### [LISTED RECORDS]

(begin)

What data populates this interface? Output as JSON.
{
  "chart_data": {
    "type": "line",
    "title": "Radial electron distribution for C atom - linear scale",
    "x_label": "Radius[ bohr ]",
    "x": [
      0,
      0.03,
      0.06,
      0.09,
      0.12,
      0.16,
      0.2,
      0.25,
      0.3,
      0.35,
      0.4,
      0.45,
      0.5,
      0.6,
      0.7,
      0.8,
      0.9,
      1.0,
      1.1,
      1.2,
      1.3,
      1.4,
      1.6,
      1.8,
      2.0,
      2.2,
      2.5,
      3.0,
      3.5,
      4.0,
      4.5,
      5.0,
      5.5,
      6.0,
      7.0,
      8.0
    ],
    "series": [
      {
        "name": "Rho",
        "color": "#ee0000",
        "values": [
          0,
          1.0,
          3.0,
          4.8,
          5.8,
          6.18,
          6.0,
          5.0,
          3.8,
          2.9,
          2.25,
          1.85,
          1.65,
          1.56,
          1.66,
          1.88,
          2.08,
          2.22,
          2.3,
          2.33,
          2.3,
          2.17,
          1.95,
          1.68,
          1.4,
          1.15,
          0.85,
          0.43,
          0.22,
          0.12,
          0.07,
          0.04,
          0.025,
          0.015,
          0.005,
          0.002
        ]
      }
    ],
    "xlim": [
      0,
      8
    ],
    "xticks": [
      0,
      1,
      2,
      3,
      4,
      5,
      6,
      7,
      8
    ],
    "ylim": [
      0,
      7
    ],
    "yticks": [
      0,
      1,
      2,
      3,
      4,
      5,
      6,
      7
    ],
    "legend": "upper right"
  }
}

(end)
(begin)

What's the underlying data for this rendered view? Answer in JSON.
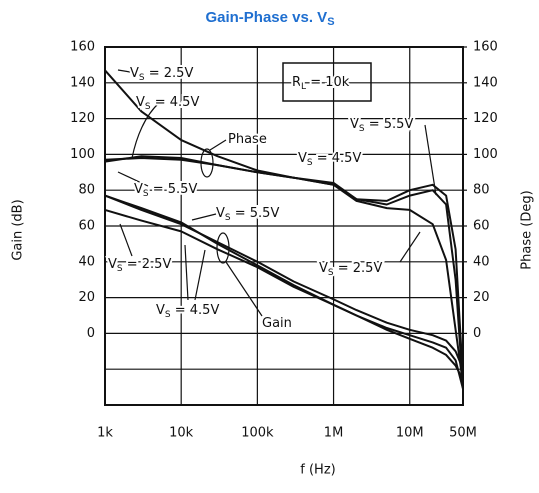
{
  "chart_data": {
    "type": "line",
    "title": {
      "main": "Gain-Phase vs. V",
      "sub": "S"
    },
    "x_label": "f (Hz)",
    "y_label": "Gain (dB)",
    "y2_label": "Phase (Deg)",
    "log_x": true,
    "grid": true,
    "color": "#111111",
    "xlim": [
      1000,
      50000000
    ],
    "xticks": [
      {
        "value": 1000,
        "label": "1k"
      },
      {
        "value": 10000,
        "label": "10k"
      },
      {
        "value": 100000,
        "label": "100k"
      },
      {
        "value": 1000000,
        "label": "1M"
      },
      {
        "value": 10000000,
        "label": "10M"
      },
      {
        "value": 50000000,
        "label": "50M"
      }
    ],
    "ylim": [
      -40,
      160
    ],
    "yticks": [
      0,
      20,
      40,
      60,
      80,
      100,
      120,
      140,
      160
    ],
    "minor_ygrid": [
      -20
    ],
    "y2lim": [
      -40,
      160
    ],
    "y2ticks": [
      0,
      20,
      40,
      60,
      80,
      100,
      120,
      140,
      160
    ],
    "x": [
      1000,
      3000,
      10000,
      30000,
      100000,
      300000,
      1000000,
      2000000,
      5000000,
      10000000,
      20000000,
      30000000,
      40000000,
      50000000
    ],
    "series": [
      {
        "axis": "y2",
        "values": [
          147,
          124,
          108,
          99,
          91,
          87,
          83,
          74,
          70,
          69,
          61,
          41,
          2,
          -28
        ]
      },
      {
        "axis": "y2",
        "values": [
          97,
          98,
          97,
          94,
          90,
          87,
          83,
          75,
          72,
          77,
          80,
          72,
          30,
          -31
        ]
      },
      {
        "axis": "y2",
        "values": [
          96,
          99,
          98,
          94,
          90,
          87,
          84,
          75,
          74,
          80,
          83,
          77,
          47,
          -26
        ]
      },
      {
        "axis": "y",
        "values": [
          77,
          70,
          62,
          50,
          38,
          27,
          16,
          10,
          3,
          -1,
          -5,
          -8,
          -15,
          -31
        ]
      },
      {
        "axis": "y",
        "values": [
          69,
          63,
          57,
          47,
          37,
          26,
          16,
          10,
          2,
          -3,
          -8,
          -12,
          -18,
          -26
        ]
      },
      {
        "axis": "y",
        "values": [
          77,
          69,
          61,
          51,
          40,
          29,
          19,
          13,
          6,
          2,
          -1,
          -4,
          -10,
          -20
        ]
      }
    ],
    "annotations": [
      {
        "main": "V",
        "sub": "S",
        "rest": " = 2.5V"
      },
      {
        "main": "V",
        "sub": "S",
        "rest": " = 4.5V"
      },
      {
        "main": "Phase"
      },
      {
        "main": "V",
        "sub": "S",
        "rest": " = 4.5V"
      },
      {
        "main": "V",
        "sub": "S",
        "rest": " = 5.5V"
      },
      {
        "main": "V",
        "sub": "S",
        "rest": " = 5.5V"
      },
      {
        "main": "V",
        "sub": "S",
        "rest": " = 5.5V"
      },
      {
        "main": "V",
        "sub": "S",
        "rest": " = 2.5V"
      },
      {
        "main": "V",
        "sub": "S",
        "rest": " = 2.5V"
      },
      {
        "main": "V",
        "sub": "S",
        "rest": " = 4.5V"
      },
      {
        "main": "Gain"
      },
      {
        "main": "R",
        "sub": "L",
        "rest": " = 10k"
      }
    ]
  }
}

(end)

### [EXERCISE DIRECTIONS]
Copy each line of the listing that holds the word "this".

### [SOLVED EXERCISE]
What data populates this interface? Output as JSON.
What's the underlying data for this rendered view? Answer in JSON.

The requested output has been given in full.